● Your objective:
Go over the entries below line by line, copying each one that contains the word "Linux".

Stored data:
##############################

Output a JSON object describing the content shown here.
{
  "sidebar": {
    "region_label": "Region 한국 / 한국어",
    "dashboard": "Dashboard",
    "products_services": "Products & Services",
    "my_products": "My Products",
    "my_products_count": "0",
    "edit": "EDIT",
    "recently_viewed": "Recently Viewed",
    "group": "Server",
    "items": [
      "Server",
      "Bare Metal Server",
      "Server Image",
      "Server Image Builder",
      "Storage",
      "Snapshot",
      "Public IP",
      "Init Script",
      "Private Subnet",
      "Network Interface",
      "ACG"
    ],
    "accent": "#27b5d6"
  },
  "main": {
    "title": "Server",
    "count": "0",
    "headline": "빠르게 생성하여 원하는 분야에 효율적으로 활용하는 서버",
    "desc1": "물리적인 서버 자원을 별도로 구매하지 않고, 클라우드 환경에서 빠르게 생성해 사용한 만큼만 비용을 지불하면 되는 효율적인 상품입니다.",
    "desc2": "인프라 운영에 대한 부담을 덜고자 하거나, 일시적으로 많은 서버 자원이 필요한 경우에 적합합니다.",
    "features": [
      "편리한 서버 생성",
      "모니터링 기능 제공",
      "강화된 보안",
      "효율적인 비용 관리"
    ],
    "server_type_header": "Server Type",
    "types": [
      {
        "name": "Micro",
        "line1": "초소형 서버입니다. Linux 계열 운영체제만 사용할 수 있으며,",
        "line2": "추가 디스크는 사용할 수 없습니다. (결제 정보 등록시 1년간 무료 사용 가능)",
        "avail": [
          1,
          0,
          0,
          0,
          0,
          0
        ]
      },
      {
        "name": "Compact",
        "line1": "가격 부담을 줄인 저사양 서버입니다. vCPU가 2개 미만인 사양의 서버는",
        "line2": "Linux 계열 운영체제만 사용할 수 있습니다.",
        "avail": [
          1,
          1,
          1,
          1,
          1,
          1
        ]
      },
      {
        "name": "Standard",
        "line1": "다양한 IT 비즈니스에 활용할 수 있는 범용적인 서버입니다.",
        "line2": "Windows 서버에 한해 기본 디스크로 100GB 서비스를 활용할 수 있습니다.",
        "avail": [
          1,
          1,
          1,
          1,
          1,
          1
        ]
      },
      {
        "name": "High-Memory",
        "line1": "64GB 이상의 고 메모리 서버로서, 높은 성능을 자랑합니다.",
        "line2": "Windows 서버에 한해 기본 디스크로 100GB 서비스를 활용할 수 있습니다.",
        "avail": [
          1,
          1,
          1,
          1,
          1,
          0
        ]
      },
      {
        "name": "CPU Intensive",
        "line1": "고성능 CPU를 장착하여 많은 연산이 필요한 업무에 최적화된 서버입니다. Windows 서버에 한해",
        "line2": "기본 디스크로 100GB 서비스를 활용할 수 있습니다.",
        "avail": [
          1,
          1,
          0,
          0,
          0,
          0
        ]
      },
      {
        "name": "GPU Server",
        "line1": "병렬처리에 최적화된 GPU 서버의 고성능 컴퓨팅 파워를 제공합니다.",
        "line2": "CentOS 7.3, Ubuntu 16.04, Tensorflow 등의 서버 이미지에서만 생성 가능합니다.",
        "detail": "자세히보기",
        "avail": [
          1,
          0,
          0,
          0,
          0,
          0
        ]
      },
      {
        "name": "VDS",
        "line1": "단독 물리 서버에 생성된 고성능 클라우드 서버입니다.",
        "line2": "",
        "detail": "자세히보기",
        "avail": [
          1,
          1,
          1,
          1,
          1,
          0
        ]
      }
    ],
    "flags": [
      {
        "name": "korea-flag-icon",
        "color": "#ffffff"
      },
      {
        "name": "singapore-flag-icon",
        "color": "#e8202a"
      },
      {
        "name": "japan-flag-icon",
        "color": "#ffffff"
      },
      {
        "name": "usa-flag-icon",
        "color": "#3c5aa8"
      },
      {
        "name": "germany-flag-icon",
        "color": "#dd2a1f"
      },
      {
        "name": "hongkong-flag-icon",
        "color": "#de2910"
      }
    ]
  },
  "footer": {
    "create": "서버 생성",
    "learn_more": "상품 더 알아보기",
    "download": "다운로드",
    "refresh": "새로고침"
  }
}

##############################

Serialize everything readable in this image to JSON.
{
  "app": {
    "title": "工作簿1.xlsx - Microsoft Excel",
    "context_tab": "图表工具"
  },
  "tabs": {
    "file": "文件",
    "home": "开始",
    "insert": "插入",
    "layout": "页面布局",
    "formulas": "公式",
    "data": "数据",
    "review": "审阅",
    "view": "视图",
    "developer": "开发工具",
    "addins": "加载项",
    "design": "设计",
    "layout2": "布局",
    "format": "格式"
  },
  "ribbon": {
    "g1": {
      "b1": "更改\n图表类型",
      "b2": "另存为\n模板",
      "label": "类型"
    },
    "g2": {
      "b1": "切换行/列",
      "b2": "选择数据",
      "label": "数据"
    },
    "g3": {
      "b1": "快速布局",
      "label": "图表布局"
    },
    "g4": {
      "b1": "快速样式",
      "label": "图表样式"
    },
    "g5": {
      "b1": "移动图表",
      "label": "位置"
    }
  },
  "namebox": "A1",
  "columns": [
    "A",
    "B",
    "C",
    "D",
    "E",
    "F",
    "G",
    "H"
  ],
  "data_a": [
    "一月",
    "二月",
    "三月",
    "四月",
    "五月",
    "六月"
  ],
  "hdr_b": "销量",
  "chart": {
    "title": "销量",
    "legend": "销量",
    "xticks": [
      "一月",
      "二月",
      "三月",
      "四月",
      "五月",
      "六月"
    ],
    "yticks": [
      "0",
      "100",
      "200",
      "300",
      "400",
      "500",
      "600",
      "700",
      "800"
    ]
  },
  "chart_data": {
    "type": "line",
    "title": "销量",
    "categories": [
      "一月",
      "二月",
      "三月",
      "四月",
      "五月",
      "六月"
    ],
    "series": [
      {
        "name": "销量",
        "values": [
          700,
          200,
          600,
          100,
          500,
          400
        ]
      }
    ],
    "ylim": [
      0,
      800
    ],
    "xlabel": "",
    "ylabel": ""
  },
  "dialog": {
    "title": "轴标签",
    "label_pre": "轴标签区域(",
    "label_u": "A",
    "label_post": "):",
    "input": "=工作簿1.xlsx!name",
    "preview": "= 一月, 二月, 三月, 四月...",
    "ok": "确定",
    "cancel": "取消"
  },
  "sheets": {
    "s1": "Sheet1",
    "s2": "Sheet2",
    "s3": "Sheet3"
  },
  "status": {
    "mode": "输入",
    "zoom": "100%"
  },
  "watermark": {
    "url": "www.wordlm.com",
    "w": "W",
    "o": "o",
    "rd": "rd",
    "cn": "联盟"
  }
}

##############################

● Written solution:
        "line1": "초소형 서버입니다. Linux 계열 운영체제만 사용할 수 있으며,",
        "line2": "Linux 계열 운영체제만 사용할 수 있습니다.",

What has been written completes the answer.